> _Requirements_
Count how many lines in this material contain "page". The answer is that number alone.

> _Data entries_
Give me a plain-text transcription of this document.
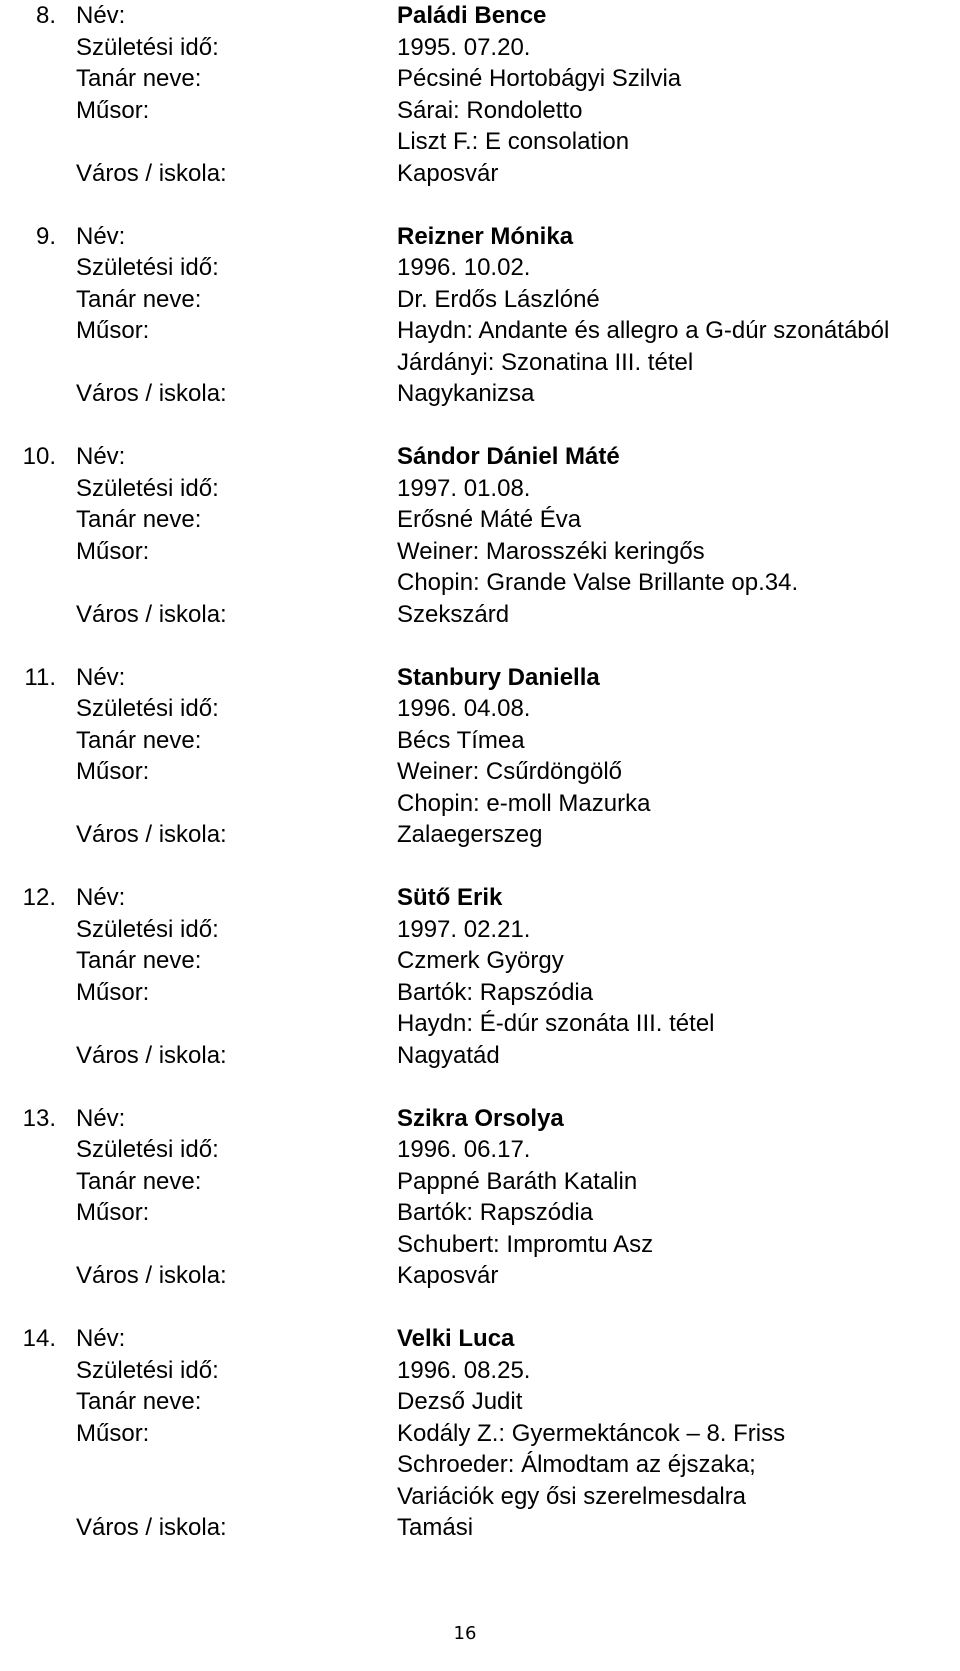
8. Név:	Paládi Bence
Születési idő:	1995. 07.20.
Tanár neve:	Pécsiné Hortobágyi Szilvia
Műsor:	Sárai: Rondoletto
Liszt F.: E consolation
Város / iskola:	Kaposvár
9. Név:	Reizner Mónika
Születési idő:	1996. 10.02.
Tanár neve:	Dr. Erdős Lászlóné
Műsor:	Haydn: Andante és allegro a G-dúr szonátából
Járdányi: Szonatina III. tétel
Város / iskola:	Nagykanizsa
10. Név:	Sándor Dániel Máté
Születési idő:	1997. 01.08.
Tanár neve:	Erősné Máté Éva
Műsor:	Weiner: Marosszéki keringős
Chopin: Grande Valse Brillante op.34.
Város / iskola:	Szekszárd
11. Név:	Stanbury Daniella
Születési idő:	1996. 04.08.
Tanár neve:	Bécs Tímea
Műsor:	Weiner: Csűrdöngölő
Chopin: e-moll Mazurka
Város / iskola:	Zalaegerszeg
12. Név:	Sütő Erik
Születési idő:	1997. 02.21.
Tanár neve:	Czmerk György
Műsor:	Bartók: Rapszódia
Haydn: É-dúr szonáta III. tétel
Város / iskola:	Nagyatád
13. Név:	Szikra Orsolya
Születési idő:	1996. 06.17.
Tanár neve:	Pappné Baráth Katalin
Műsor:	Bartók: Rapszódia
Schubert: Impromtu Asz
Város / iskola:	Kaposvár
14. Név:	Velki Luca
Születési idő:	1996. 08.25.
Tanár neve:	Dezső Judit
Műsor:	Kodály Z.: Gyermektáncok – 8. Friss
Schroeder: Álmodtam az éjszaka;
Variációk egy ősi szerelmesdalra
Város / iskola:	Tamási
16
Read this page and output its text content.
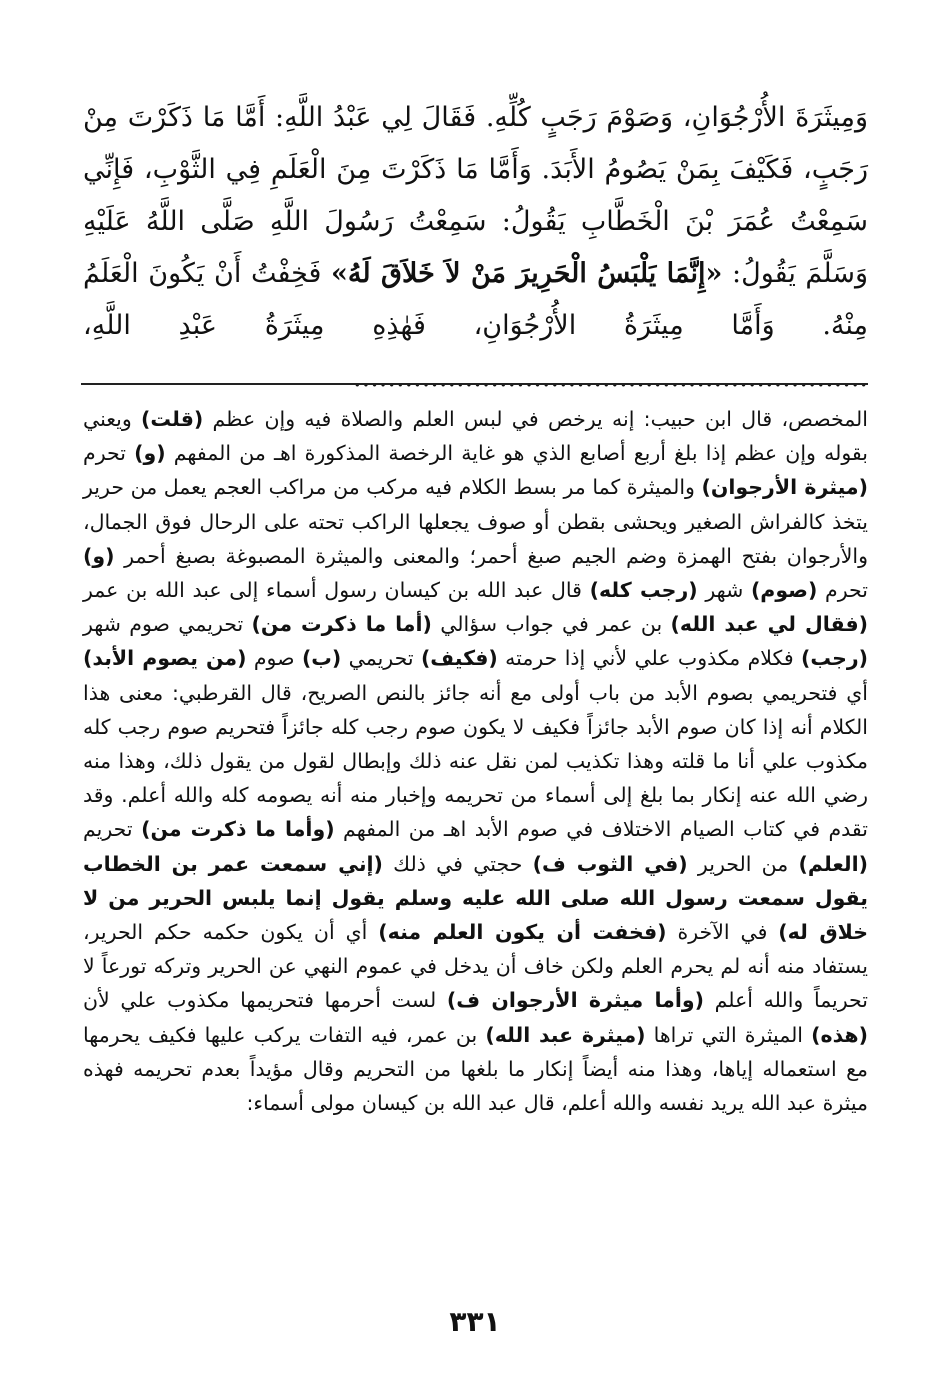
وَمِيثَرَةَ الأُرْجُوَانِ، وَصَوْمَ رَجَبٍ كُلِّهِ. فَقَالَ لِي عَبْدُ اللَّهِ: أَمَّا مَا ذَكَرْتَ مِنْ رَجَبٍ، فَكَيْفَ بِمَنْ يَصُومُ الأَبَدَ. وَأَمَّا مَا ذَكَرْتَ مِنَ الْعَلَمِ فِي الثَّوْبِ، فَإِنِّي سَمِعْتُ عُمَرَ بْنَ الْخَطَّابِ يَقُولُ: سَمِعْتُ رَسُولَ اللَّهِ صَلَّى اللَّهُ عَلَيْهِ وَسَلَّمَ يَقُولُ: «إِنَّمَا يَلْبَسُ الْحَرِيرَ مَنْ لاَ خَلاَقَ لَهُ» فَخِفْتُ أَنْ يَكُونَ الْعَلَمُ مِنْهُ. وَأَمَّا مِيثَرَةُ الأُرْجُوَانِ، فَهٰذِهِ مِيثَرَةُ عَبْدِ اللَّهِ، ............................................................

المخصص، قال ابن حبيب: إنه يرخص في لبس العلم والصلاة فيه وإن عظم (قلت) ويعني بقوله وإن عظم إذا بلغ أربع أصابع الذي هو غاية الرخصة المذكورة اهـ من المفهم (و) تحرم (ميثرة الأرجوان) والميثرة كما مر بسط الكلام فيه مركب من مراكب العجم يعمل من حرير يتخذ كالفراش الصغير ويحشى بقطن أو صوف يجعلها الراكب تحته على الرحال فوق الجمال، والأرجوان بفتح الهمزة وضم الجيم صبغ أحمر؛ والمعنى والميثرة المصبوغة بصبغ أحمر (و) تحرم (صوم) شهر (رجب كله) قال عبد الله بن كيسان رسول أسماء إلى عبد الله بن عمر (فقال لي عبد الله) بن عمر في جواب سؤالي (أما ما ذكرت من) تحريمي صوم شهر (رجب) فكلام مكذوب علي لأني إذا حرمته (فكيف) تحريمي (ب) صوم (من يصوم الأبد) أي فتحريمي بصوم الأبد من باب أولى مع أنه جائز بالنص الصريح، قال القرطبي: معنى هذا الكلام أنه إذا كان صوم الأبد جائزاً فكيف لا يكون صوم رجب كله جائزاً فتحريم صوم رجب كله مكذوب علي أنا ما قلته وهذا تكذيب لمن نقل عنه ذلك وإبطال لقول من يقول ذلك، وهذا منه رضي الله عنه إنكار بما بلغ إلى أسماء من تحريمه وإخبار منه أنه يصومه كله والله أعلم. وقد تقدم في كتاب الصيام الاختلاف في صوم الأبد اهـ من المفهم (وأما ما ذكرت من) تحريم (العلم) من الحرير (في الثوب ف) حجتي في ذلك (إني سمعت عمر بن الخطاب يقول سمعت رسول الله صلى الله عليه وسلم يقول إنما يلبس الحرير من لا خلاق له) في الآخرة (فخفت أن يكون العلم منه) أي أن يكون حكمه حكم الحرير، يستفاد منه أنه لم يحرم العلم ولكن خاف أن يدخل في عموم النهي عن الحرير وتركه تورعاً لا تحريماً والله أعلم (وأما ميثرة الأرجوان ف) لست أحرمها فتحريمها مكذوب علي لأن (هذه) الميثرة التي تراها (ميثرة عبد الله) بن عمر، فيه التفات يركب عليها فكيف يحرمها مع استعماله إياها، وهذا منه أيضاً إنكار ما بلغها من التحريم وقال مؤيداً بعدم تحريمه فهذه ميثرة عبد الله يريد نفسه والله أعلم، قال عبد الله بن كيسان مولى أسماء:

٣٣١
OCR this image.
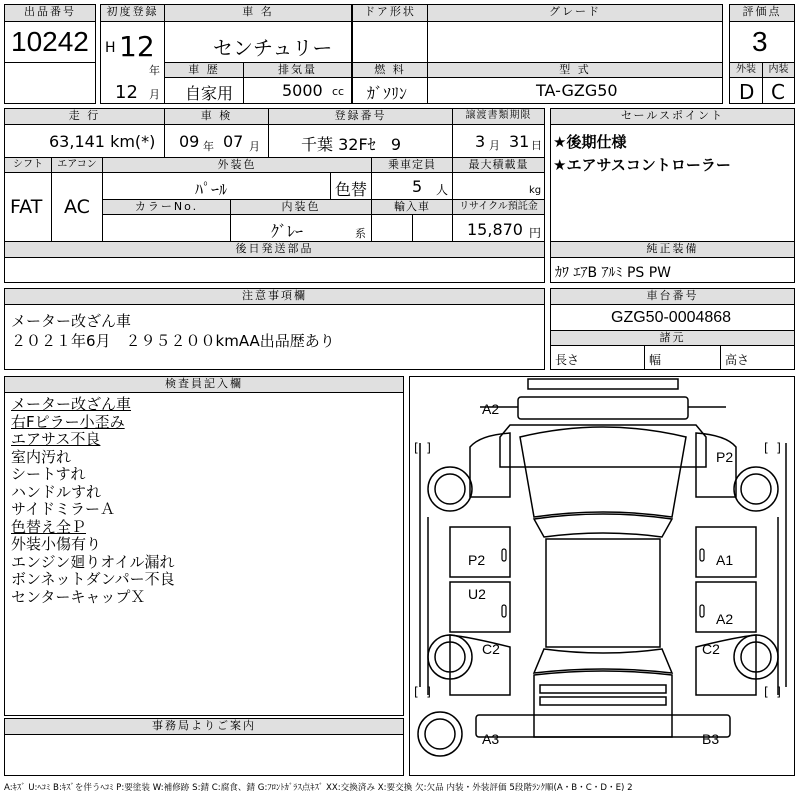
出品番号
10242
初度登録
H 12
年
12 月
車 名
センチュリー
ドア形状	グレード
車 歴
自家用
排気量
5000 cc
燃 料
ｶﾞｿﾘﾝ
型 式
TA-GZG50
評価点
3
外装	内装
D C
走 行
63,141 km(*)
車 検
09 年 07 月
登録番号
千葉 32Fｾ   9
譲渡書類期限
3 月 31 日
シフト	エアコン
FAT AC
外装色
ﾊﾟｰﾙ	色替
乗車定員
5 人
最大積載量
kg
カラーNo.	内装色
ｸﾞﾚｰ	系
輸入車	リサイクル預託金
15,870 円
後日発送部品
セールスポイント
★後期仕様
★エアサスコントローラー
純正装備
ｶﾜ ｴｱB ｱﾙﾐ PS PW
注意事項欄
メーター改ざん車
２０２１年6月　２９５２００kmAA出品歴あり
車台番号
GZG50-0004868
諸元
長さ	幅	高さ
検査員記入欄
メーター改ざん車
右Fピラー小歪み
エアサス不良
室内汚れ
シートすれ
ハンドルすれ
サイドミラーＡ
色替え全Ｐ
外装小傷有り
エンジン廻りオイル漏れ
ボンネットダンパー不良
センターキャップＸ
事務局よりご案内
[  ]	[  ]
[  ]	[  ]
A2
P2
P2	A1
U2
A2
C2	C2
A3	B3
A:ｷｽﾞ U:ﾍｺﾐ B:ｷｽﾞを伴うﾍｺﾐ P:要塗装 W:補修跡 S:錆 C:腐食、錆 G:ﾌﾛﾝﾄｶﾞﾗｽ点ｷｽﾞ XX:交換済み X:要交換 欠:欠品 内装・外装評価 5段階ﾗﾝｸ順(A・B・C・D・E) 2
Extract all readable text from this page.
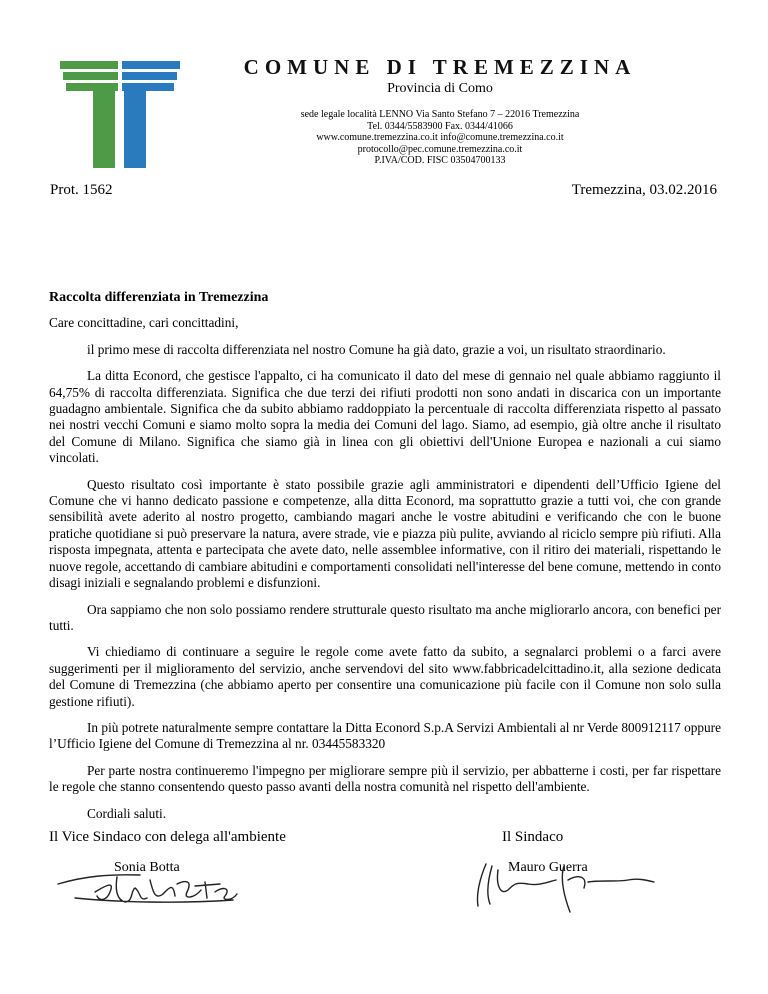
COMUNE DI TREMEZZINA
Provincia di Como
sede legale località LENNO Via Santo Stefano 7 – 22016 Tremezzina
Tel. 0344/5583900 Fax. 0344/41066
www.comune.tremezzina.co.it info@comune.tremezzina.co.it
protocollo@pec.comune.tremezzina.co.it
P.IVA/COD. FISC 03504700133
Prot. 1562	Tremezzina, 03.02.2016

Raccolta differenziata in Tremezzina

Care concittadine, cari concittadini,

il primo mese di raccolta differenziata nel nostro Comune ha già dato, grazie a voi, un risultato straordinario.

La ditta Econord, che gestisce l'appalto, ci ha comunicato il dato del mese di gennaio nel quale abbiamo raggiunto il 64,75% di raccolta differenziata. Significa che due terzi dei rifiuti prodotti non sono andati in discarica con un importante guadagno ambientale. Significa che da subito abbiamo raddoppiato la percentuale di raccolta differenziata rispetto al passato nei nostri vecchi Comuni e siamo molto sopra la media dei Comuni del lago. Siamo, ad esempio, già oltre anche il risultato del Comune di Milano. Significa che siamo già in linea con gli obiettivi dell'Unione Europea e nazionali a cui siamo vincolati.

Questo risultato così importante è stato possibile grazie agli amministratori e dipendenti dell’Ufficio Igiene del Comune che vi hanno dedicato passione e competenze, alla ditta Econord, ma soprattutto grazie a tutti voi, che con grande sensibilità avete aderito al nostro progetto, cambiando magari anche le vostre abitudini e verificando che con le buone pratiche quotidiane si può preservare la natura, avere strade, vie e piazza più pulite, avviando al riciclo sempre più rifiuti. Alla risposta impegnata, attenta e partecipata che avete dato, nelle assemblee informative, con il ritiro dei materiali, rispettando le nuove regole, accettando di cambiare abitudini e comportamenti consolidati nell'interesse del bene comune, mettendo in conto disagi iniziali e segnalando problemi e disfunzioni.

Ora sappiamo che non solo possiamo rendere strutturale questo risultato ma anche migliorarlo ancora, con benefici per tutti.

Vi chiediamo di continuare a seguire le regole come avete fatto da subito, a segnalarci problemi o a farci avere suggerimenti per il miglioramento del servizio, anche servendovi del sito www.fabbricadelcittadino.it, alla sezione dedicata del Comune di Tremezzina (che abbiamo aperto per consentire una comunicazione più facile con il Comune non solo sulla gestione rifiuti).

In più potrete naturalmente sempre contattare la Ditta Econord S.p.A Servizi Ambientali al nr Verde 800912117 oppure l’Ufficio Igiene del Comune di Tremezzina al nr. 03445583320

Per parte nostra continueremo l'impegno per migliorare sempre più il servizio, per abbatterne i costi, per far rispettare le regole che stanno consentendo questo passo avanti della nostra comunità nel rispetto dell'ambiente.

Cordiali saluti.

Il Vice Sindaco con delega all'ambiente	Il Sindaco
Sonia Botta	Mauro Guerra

> _Solution for this task_
2